Requirement: Leave the pictures out. Return all other data exactly.

+ + + + +

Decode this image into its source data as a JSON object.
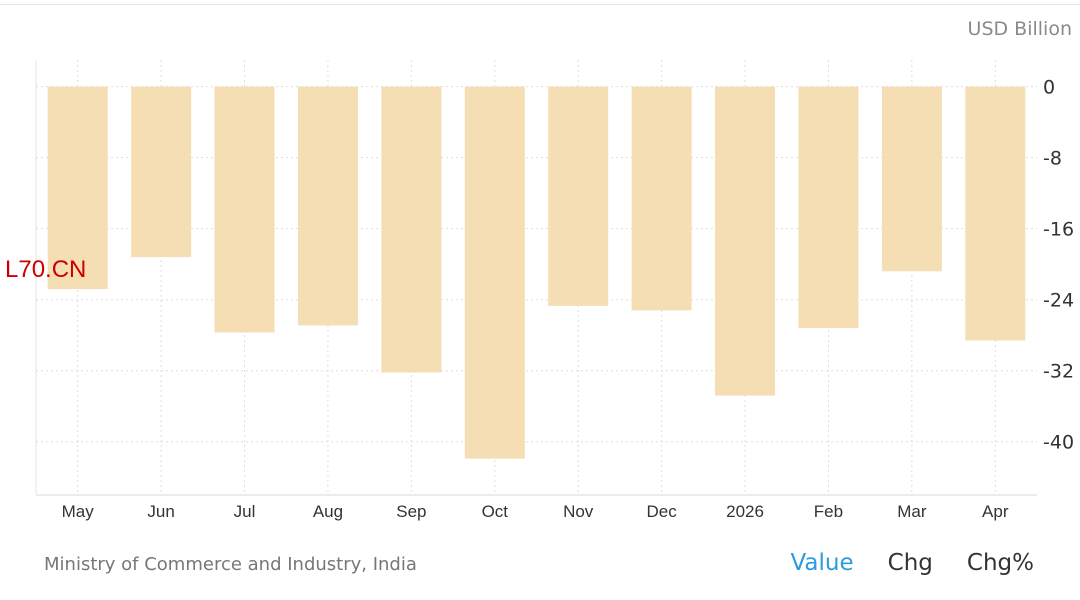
{
  "unit_label": "USD Billion",
  "watermark": "L70.CN",
  "source": "Ministry of Commerce and Industry, India",
  "tabs": [
    {
      "label": "Value",
      "active": true
    },
    {
      "label": "Chg",
      "active": false
    },
    {
      "label": "Chg%",
      "active": false
    }
  ],
  "colors": {
    "bar": "#f5deb3",
    "grid": "#dedede",
    "axis_text": "#333333",
    "active_tab": "#2c9be0"
  },
  "chart_data": {
    "type": "bar",
    "categories": [
      "May",
      "Jun",
      "Jul",
      "Aug",
      "Sep",
      "Oct",
      "Nov",
      "Dec",
      "2026",
      "Feb",
      "Mar",
      "Apr"
    ],
    "values": [
      -22.8,
      -19.2,
      -27.7,
      -26.9,
      -32.2,
      -41.9,
      -24.7,
      -25.2,
      -34.8,
      -27.2,
      -20.8,
      -28.6
    ],
    "ylim": [
      -46,
      3
    ],
    "yticks": [
      0,
      -8,
      -16,
      -24,
      -32,
      -40
    ],
    "ytick_labels": [
      "0",
      "-8",
      "-16",
      "-24",
      "-32",
      "-40"
    ],
    "y_axis_position": "right",
    "grid": true,
    "title": "",
    "xlabel": "",
    "ylabel": "USD Billion"
  }
}
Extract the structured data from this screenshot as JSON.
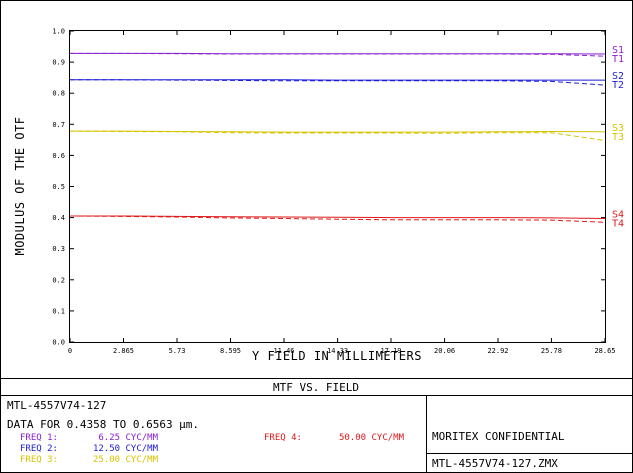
{
  "chart_data": {
    "type": "line",
    "title": "MTF VS. FIELD",
    "xlabel": "Y FIELD IN MILLIMETERS",
    "ylabel": "MODULUS OF THE OTF",
    "xlim": [
      0,
      28.65
    ],
    "ylim": [
      0,
      1.0
    ],
    "x_ticks": [
      "0",
      "2.865",
      "5.73",
      "8.595",
      "11.46",
      "14.33",
      "17.19",
      "20.06",
      "22.92",
      "25.78",
      "28.65"
    ],
    "y_ticks": [
      "0.0",
      "0.1",
      "0.2",
      "0.3",
      "0.4",
      "0.5",
      "0.6",
      "0.7",
      "0.8",
      "0.9",
      "1.0"
    ],
    "x": [
      0,
      2.865,
      5.73,
      8.595,
      11.46,
      14.33,
      17.19,
      20.06,
      22.92,
      25.78,
      28.65
    ],
    "series": [
      {
        "name": "S1",
        "color": "#8a1fd0",
        "dash": false,
        "values": [
          0.928,
          0.928,
          0.928,
          0.927,
          0.927,
          0.927,
          0.927,
          0.927,
          0.927,
          0.927,
          0.926
        ]
      },
      {
        "name": "T1",
        "color": "#8a1fd0",
        "dash": true,
        "values": [
          0.928,
          0.928,
          0.927,
          0.926,
          0.926,
          0.926,
          0.926,
          0.926,
          0.926,
          0.925,
          0.919
        ]
      },
      {
        "name": "S2",
        "color": "#1c1cd8",
        "dash": false,
        "values": [
          0.843,
          0.843,
          0.843,
          0.843,
          0.843,
          0.842,
          0.842,
          0.842,
          0.842,
          0.842,
          0.842
        ]
      },
      {
        "name": "T2",
        "color": "#1c1cd8",
        "dash": true,
        "values": [
          0.843,
          0.843,
          0.842,
          0.841,
          0.84,
          0.84,
          0.84,
          0.84,
          0.84,
          0.838,
          0.826
        ]
      },
      {
        "name": "S3",
        "color": "#d6c400",
        "dash": false,
        "values": [
          0.678,
          0.678,
          0.677,
          0.676,
          0.675,
          0.675,
          0.675,
          0.675,
          0.676,
          0.677,
          0.676
        ]
      },
      {
        "name": "T3",
        "color": "#d6c400",
        "dash": true,
        "values": [
          0.678,
          0.677,
          0.676,
          0.673,
          0.672,
          0.672,
          0.672,
          0.671,
          0.673,
          0.673,
          0.648
        ]
      },
      {
        "name": "S4",
        "color": "#e01818",
        "dash": false,
        "values": [
          0.405,
          0.405,
          0.404,
          0.403,
          0.402,
          0.401,
          0.4,
          0.4,
          0.4,
          0.399,
          0.397
        ]
      },
      {
        "name": "T4",
        "color": "#e01818",
        "dash": true,
        "values": [
          0.405,
          0.404,
          0.402,
          0.399,
          0.397,
          0.395,
          0.393,
          0.393,
          0.393,
          0.392,
          0.385
        ]
      }
    ]
  },
  "footer": {
    "title": "MTF VS. FIELD",
    "design_name": "MTL-4557V74-127",
    "data_line": "DATA FOR 0.4358 TO 0.6563 µm.",
    "freqs": [
      {
        "label": "FREQ 1:",
        "value": "6.25 CYC/MM",
        "color": "#8a1fd0"
      },
      {
        "label": "FREQ 2:",
        "value": "12.50 CYC/MM",
        "color": "#1c1cd8"
      },
      {
        "label": "FREQ 3:",
        "value": "25.00 CYC/MM",
        "color": "#d6c400"
      },
      {
        "label": "FREQ 4:",
        "value": "50.00 CYC/MM",
        "color": "#e01818"
      }
    ],
    "confidential": "MORITEX CONFIDENTIAL",
    "file_name": "MTL-4557V74-127.ZMX"
  }
}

+ + + + +

Solution to this task:
Decode this image into its source data as a JSON object.
{
  "unit_label": "USD Billion",
  "watermark": "L70.CN",
  "source": "Ministry of Commerce and Industry, India",
  "tabs": [
    {
      "label": "Value",
      "active": true
    },
    {
      "label": "Chg",
      "active": false
    },
    {
      "label": "Chg%",
      "active": false
    }
  ],
  "colors": {
    "bar": "#f5deb3",
    "grid": "#dedede",
    "axis_text": "#333333",
    "active_tab": "#2c9be0"
  },
  "chart_data": {
    "type": "bar",
    "categories": [
      "May",
      "Jun",
      "Jul",
      "Aug",
      "Sep",
      "Oct",
      "Nov",
      "Dec",
      "2026",
      "Feb",
      "Mar",
      "Apr"
    ],
    "values": [
      -22.8,
      -19.2,
      -27.7,
      -26.9,
      -32.2,
      -41.9,
      -24.7,
      -25.2,
      -34.8,
      -27.2,
      -20.8,
      -28.6
    ],
    "ylim": [
      -46,
      3
    ],
    "yticks": [
      0,
      -8,
      -16,
      -24,
      -32,
      -40
    ],
    "ytick_labels": [
      "0",
      "-8",
      "-16",
      "-24",
      "-32",
      "-40"
    ],
    "y_axis_position": "right",
    "grid": true,
    "title": "",
    "xlabel": "",
    "ylabel": "USD Billion"
  }
}
Extract the structured data from this screenshot as JSON.
{
  "chart_data": {
    "type": "line",
    "title": "MTF VS. FIELD",
    "xlabel": "Y FIELD IN MILLIMETERS",
    "ylabel": "MODULUS OF THE OTF",
    "xlim": [
      0,
      28.65
    ],
    "ylim": [
      0,
      1.0
    ],
    "x_ticks": [
      "0",
      "2.865",
      "5.73",
      "8.595",
      "11.46",
      "14.33",
      "17.19",
      "20.06",
      "22.92",
      "25.78",
      "28.65"
    ],
    "y_ticks": [
      "0.0",
      "0.1",
      "0.2",
      "0.3",
      "0.4",
      "0.5",
      "0.6",
      "0.7",
      "0.8",
      "0.9",
      "1.0"
    ],
    "x": [
      0,
      2.865,
      5.73,
      8.595,
      11.46,
      14.33,
      17.19,
      20.06,
      22.92,
      25.78,
      28.65
    ],
    "series": [
      {
        "name": "S1",
        "color": "#8a1fd0",
        "dash": false,
        "values": [
          0.928,
          0.928,
          0.928,
          0.927,
          0.927,
          0.927,
          0.927,
          0.927,
          0.927,
          0.927,
          0.926
        ]
      },
      {
        "name": "T1",
        "color": "#8a1fd0",
        "dash": true,
        "values": [
          0.928,
          0.928,
          0.927,
          0.926,
          0.926,
          0.926,
          0.926,
          0.926,
          0.926,
          0.925,
          0.919
        ]
      },
      {
        "name": "S2",
        "color": "#1c1cd8",
        "dash": false,
        "values": [
          0.843,
          0.843,
          0.843,
          0.843,
          0.843,
          0.842,
          0.842,
          0.842,
          0.842,
          0.842,
          0.842
        ]
      },
      {
        "name": "T2",
        "color": "#1c1cd8",
        "dash": true,
        "values": [
          0.843,
          0.843,
          0.842,
          0.841,
          0.84,
          0.84,
          0.84,
          0.84,
          0.84,
          0.838,
          0.826
        ]
      },
      {
        "name": "S3",
        "color": "#d6c400",
        "dash": false,
        "values": [
          0.678,
          0.678,
          0.677,
          0.676,
          0.675,
          0.675,
          0.675,
          0.675,
          0.676,
          0.677,
          0.676
        ]
      },
      {
        "name": "T3",
        "color": "#d6c400",
        "dash": true,
        "values": [
          0.678,
          0.677,
          0.676,
          0.673,
          0.672,
          0.672,
          0.672,
          0.671,
          0.673,
          0.673,
          0.648
        ]
      },
      {
        "name": "S4",
        "color": "#e01818",
        "dash": false,
        "values": [
          0.405,
          0.405,
          0.404,
          0.403,
          0.402,
          0.401,
          0.4,
          0.4,
          0.4,
          0.399,
          0.397
        ]
      },
      {
        "name": "T4",
        "color": "#e01818",
        "dash": true,
        "values": [
          0.405,
          0.404,
          0.402,
          0.399,
          0.397,
          0.395,
          0.393,
          0.393,
          0.393,
          0.392,
          0.385
        ]
      }
    ]
  },
  "footer": {
    "title": "MTF VS. FIELD",
    "design_name": "MTL-4557V74-127",
    "data_line": "DATA FOR 0.4358 TO 0.6563 µm.",
    "freqs": [
      {
        "label": "FREQ 1:",
        "value": "6.25 CYC/MM",
        "color": "#8a1fd0"
      },
      {
        "label": "FREQ 2:",
        "value": "12.50 CYC/MM",
        "color": "#1c1cd8"
      },
      {
        "label": "FREQ 3:",
        "value": "25.00 CYC/MM",
        "color": "#d6c400"
      },
      {
        "label": "FREQ 4:",
        "value": "50.00 CYC/MM",
        "color": "#e01818"
      }
    ],
    "confidential": "MORITEX CONFIDENTIAL",
    "file_name": "MTL-4557V74-127.ZMX"
  }
}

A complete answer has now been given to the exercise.